■ Exercise details
Reply with the count of lines holding "JSON", nothing more.

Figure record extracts
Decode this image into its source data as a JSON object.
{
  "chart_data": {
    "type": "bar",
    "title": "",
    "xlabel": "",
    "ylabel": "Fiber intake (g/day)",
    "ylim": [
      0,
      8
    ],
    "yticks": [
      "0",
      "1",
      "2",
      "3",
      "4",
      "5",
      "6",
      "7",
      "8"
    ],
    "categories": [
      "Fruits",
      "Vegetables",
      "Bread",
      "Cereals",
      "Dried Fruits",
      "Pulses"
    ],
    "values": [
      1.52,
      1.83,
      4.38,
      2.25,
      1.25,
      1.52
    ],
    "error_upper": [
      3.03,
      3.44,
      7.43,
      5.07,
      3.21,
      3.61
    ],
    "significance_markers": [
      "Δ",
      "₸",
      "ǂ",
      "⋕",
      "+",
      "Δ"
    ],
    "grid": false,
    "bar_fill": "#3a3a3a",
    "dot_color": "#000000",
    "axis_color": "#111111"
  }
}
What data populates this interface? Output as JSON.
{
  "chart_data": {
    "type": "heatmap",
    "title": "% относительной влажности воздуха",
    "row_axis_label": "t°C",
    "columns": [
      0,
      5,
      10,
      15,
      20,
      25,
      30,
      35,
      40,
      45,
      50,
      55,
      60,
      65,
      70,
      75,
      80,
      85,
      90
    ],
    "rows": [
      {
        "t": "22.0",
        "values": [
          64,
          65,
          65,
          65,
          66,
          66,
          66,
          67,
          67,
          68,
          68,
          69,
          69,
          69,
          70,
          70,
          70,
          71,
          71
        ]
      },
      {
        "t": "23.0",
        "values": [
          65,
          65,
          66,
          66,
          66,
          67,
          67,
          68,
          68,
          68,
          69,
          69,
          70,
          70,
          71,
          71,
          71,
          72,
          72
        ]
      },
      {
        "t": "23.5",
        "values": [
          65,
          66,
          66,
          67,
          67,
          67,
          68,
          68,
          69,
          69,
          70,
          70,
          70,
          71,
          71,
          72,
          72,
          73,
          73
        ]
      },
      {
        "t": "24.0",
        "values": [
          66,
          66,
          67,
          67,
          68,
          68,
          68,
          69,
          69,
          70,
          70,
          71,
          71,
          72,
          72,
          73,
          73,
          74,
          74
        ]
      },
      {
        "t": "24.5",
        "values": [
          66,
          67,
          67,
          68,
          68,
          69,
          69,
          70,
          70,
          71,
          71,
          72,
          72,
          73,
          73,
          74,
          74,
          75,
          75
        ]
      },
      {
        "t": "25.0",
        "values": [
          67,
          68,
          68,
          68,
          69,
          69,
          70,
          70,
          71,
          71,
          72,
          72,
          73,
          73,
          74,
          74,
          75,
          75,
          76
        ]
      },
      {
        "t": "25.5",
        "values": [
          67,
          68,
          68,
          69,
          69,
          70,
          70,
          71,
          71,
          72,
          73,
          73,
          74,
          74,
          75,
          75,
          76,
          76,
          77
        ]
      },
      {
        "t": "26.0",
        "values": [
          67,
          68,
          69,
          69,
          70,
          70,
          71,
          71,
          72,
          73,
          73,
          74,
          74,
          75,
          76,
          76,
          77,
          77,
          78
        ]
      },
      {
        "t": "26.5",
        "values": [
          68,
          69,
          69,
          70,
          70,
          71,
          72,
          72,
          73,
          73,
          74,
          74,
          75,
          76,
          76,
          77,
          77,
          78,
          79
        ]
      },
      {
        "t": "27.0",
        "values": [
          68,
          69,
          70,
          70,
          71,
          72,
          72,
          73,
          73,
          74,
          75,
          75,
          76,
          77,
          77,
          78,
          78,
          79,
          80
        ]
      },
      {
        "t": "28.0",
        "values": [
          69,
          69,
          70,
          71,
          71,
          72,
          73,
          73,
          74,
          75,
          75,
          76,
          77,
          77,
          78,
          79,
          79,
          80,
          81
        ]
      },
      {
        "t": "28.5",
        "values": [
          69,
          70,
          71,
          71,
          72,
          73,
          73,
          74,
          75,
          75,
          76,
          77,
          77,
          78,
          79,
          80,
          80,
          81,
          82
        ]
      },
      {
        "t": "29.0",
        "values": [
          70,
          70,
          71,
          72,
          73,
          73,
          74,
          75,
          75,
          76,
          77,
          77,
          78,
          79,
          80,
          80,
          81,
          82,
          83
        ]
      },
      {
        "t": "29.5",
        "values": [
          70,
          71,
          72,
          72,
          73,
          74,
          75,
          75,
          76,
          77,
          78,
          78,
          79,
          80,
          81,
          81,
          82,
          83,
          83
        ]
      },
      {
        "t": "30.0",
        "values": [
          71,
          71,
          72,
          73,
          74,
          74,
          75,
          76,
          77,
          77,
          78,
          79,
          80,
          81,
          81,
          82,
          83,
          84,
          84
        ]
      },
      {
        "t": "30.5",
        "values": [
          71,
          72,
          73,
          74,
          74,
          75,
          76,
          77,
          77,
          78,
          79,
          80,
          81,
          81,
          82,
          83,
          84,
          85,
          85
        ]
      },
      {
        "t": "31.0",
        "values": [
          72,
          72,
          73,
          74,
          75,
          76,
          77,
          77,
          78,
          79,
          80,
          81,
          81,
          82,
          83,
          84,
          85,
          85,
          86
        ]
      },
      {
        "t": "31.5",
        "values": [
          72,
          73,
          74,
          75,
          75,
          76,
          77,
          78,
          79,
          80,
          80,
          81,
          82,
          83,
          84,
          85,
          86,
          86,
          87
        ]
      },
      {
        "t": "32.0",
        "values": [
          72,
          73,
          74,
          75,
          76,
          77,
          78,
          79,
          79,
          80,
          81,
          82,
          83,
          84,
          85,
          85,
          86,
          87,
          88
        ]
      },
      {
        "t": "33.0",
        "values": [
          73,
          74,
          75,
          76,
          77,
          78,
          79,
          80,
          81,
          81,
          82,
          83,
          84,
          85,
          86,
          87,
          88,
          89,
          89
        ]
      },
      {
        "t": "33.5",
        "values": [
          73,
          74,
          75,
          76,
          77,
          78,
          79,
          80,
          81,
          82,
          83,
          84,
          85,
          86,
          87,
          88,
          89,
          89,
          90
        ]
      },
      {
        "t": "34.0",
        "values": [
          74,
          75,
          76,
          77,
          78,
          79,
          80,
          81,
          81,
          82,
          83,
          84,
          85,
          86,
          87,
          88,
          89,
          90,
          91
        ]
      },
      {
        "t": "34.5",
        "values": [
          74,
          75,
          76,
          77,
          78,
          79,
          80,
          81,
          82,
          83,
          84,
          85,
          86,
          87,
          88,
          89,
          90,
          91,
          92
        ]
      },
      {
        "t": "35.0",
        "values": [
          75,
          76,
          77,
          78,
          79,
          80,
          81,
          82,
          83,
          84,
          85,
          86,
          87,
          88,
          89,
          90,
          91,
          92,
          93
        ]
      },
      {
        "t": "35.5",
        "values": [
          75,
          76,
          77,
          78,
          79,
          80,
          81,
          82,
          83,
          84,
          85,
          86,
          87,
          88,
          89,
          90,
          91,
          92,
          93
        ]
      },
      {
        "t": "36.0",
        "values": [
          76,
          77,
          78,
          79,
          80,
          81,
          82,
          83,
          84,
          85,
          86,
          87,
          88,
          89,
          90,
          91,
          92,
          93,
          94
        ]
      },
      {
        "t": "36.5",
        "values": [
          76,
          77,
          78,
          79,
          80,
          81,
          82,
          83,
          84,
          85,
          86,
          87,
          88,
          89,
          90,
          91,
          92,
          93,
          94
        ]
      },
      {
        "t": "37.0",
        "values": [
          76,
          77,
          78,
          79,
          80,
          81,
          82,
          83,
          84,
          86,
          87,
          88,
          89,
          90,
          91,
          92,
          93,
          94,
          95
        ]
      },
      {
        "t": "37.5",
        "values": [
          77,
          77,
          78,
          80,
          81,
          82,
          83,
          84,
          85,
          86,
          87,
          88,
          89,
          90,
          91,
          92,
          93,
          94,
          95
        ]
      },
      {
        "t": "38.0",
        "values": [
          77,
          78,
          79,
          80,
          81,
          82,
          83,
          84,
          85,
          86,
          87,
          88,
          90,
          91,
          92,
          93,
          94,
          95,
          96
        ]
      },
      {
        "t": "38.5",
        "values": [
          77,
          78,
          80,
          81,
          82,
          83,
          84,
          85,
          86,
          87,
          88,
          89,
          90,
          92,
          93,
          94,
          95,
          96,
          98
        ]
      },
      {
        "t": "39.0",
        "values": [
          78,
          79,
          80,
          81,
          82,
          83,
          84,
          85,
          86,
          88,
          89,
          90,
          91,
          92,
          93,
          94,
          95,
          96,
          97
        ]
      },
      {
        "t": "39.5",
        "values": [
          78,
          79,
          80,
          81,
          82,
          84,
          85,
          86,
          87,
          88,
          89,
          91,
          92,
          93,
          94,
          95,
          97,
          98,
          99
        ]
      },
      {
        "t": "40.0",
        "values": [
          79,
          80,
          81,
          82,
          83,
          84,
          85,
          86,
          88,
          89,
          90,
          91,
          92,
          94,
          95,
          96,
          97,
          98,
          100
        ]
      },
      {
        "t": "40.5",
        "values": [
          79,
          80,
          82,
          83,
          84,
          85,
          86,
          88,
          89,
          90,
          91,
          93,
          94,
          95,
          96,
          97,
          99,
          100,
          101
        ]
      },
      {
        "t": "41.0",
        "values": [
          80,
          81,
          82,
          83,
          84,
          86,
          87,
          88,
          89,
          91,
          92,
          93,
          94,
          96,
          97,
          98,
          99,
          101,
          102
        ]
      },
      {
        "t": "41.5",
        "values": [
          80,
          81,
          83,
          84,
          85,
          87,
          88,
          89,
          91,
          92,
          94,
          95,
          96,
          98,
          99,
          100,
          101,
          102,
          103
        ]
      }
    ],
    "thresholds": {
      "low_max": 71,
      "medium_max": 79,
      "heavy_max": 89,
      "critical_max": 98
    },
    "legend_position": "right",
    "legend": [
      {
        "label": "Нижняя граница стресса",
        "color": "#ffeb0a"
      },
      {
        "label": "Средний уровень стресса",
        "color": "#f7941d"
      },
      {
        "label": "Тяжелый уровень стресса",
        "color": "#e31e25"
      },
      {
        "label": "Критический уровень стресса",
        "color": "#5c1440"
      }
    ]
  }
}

■ Solved problem
2